Task details:
Check each line of the material. Copy those containing "author".

Data records:
—————
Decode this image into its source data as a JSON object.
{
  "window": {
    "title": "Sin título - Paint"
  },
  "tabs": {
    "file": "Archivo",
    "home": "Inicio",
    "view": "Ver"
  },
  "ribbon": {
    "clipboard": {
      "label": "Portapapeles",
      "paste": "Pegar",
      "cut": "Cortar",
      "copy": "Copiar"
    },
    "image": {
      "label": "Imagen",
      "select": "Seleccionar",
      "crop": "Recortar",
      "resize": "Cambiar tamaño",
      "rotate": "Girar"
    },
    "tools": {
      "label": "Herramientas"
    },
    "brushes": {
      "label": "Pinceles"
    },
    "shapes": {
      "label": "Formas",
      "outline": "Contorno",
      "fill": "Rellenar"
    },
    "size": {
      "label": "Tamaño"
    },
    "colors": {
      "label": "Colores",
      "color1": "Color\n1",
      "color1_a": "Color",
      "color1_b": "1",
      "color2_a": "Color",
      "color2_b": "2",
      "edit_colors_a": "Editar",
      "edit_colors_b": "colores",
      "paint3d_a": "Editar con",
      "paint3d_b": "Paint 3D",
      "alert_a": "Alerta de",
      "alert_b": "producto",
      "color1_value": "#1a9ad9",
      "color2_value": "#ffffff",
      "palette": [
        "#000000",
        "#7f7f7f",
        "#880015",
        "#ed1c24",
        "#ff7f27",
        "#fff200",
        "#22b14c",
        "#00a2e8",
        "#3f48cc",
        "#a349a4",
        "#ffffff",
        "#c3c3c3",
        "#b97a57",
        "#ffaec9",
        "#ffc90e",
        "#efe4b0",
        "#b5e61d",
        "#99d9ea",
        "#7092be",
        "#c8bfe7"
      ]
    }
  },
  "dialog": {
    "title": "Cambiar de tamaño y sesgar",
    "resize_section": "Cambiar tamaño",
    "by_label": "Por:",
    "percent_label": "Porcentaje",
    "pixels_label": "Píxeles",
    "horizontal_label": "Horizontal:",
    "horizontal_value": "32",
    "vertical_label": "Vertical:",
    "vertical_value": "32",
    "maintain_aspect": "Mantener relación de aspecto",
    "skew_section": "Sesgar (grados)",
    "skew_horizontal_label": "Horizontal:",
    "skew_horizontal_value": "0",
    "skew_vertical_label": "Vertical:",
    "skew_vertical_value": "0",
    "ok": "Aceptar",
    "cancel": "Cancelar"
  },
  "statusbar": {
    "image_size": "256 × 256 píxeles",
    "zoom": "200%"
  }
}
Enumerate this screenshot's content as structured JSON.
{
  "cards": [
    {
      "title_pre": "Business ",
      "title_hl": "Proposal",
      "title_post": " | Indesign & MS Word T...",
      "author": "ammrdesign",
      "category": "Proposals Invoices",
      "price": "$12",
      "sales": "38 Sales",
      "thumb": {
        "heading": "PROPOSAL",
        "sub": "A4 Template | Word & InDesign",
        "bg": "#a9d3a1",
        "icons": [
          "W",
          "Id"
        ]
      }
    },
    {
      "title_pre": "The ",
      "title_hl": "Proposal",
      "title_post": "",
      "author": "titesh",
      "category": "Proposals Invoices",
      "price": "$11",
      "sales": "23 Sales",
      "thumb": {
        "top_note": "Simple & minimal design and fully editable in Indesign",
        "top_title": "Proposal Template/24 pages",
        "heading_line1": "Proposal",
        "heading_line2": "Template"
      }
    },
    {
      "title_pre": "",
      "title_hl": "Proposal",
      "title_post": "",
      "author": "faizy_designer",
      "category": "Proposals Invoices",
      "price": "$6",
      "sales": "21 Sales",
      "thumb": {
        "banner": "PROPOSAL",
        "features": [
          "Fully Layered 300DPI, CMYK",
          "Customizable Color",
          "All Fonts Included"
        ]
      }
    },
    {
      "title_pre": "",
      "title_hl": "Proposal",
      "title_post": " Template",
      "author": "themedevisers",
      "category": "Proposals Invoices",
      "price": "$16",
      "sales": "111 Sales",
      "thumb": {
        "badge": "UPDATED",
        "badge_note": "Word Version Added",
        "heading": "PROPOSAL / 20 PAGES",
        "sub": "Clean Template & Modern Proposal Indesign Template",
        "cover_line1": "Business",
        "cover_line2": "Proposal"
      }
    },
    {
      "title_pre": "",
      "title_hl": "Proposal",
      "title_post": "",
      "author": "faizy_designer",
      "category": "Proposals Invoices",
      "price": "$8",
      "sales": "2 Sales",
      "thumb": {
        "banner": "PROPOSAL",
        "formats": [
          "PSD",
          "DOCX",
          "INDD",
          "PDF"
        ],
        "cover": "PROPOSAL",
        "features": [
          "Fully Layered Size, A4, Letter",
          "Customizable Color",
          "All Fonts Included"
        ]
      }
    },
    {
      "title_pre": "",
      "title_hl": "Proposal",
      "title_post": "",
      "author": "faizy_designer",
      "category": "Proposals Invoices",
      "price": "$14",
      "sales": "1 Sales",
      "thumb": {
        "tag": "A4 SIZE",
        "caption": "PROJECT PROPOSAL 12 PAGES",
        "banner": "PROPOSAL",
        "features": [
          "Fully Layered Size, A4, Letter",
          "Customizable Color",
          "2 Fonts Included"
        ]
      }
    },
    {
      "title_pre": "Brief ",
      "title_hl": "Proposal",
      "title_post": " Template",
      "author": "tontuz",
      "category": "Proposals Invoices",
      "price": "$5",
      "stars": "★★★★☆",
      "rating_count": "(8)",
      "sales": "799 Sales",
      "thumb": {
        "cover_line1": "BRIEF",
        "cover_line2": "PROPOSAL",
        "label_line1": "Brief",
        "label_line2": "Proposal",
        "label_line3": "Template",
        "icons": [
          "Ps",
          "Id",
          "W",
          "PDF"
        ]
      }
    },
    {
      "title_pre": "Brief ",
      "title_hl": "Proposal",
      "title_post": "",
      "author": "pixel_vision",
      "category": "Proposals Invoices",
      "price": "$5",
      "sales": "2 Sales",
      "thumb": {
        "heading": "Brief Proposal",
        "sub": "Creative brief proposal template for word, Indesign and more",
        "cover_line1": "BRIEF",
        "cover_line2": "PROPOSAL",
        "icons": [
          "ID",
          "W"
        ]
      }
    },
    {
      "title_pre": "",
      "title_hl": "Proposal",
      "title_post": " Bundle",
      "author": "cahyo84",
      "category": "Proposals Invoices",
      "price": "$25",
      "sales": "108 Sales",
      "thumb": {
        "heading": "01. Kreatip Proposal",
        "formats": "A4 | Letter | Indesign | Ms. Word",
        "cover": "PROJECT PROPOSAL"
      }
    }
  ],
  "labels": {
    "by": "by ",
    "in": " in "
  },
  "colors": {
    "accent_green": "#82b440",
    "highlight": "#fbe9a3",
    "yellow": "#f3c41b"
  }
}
—————
Response to this exercise:
      "author": "ammrdesign",
      "author": "titesh",
      "author": "faizy_designer",
      "author": "themedevisers",
      "author": "faizy_designer",
      "author": "faizy_designer",
      "author": "tontuz",
      "author": "pixel_vision",
      "author": "cahyo84",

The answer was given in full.